Requirement -
Using the working papers page, decide whether each statement agrees with it. Answer yes or no for each and quote the deciding words.
1. The paper on consumer credit demand after the 2008-2009 financial crisis was written with Gropp and Krainer.
2. The paper finds that its evidence favors households cutting their own demand for debt over banks lending less.
3. The paper on CRA lending in California is dated November 2008.

Current Unpublished Working Papers
Lending in Low- and Moderate-Income Neighborhoods in California: The Performance of CRA Lending During the Subprime Meltdown
Community Developments WP 2008-05, FRBSF | With Reid | November 2008
Did Consumers Want Less Debt? Consumer Credit Demand Versus Supply in the Wake of the 2008-2009 Financial Crisis
2014-08 | With Gropp and Krainer | February 2014
We explore the sources of household balance sheet adjustment following the collapse of the housing market in 2006. First, we use microdata from the Federal Reserve Board’s Senior Loan Officer Opinion Survey to document that banks cumulatively tightened consumer lending standards more in counties that experienced a house price boom in the mid-2000s than in nonboom counties. We then use the idea that renters, unlike homeowners, did not experience an adverse wealth shock when the housing market collapsed to examine the relative importance of two explanations for the observed deleveraging and the sluggish pickup in consumption after 2008. First, households may have optimally adjusted to lower wealth by reducing their demand for debt and implicitly, their demand for consumption. Alternatively, banks may have been more reluctant to lend in areas with pronounced real estate declines. Our evidence is consistent with the second explanation. Renters with low risk scores, compared to homeowners in the same markets, reduced their levels of nonmortgage debt and credit card debt more in counties where house prices fell more. The contrast suggests that the observed reductions in aggregate borrowing were more driven by cutbacks in the provision of credit than by a demand-based response to lower housing wealth.

Stored data -
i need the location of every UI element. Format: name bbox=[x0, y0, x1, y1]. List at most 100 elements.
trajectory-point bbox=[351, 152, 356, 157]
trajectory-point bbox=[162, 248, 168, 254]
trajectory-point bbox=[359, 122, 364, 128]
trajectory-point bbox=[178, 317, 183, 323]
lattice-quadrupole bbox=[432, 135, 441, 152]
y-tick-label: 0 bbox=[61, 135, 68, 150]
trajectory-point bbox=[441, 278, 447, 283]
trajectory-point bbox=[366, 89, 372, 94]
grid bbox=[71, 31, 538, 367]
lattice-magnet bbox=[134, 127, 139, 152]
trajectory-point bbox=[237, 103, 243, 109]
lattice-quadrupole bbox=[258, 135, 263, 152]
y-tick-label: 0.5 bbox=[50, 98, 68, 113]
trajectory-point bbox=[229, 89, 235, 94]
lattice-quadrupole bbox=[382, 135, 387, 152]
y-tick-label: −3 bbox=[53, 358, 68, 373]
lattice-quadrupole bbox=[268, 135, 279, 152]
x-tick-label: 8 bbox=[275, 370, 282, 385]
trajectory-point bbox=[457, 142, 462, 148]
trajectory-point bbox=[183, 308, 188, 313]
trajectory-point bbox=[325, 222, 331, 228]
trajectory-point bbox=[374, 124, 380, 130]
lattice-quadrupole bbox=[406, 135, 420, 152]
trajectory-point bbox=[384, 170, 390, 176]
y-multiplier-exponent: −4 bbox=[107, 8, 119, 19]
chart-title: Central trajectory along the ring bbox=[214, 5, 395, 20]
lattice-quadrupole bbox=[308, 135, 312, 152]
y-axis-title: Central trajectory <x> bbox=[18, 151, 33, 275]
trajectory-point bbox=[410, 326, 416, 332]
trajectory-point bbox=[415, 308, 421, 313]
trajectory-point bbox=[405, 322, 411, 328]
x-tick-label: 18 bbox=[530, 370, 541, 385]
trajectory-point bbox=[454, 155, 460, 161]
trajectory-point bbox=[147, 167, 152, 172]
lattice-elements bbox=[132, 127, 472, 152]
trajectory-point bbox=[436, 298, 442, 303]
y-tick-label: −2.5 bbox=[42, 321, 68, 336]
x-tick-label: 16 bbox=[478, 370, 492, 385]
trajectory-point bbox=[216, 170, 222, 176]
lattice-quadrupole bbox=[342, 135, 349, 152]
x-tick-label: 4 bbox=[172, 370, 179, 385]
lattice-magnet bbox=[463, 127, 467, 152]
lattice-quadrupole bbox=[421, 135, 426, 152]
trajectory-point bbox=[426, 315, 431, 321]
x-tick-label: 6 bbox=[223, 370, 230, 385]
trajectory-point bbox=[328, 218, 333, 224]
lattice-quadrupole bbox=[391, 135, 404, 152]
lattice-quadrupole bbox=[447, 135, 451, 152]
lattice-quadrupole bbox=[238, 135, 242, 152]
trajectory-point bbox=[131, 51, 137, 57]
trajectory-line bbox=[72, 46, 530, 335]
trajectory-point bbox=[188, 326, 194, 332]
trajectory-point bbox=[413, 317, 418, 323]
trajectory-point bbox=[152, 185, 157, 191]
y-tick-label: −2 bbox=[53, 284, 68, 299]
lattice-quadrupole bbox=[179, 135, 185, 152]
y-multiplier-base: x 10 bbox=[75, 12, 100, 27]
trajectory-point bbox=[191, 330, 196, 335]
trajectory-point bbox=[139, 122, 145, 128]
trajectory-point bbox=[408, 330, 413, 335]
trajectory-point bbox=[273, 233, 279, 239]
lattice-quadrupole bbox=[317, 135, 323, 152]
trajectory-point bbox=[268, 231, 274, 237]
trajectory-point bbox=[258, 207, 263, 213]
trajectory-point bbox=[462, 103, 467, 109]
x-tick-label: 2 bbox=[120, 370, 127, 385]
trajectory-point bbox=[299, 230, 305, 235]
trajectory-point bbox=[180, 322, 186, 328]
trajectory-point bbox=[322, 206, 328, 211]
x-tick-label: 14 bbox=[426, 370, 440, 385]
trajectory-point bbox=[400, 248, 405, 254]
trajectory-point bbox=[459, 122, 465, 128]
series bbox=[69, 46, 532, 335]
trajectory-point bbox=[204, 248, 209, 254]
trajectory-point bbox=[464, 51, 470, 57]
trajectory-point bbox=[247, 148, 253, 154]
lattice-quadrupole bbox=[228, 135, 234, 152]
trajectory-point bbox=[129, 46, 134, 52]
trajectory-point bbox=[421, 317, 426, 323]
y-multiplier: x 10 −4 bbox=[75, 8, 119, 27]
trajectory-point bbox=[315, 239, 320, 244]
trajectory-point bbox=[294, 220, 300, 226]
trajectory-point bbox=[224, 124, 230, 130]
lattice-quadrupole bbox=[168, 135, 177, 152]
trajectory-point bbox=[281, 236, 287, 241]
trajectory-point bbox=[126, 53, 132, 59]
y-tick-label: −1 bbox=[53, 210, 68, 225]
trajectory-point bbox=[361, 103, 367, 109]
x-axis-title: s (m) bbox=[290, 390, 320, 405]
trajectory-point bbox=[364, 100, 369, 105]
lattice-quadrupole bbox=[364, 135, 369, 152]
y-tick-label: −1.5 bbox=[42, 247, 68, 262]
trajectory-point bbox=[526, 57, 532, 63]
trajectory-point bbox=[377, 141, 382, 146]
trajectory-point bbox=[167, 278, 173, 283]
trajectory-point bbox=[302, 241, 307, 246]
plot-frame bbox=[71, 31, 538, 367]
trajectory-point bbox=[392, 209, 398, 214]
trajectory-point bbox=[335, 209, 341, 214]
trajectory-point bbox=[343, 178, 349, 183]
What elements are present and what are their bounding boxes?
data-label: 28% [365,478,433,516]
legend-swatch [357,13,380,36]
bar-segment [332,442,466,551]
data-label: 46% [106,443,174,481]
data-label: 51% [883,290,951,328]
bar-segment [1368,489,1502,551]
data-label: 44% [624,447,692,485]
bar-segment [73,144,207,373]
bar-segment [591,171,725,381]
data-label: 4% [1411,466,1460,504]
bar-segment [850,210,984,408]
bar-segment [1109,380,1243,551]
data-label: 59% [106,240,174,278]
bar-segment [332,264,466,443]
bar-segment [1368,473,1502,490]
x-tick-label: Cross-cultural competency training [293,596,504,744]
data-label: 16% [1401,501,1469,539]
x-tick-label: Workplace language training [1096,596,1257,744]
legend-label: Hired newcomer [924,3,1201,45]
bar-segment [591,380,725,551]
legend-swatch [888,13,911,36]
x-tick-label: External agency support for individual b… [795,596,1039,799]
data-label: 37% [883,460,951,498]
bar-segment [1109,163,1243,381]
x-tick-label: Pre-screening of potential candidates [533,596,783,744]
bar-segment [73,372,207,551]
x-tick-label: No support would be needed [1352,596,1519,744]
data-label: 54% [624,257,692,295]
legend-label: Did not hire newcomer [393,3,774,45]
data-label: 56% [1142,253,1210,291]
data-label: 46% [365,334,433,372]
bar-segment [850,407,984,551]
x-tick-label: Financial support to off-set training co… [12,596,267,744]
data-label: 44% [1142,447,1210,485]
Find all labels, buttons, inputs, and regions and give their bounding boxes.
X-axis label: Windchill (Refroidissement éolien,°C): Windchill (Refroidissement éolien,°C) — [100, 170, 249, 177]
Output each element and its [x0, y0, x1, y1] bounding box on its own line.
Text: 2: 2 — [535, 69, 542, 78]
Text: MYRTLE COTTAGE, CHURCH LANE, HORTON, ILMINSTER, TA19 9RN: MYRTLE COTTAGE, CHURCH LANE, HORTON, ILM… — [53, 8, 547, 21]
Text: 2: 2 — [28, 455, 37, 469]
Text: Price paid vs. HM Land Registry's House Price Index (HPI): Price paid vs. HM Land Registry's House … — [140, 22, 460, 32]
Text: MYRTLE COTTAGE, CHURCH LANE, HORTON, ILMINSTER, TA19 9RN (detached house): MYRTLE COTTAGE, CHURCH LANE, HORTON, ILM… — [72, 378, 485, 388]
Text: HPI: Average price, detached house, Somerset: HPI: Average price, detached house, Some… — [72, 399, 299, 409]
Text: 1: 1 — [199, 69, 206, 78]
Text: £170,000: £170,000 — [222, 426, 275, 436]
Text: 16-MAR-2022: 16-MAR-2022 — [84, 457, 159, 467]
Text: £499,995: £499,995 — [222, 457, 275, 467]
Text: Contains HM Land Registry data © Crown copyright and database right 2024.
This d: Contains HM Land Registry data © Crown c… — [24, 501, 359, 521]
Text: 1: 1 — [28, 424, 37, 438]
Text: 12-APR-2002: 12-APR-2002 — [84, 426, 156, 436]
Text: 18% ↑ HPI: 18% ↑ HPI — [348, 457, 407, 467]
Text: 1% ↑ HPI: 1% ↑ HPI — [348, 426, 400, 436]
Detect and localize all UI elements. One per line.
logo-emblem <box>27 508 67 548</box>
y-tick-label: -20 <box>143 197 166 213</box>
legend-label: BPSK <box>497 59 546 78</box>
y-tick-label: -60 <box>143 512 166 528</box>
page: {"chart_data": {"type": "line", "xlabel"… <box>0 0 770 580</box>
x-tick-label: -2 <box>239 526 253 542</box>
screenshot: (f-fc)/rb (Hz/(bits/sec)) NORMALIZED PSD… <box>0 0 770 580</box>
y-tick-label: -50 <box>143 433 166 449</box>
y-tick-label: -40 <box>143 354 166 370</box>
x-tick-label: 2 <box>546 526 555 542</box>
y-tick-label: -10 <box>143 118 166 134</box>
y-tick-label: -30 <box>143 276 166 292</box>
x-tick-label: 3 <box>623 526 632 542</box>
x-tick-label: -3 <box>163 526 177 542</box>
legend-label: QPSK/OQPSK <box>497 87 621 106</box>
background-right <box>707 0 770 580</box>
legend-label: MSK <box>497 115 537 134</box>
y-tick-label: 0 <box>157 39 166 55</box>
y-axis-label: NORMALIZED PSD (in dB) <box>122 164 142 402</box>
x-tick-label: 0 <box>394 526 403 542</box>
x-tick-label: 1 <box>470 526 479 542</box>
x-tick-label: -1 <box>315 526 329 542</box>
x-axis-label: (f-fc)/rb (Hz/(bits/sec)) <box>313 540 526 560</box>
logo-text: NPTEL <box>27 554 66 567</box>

Result of the exercise -
1. Yes: "With Gropp and Krainer"
2. No: "The contrast suggests that the observed reductions in aggregate borrowing were more driven by cutbacks in the provision of credit than by a demand-based response to lower housing wealth."
3. Yes: "November 2008"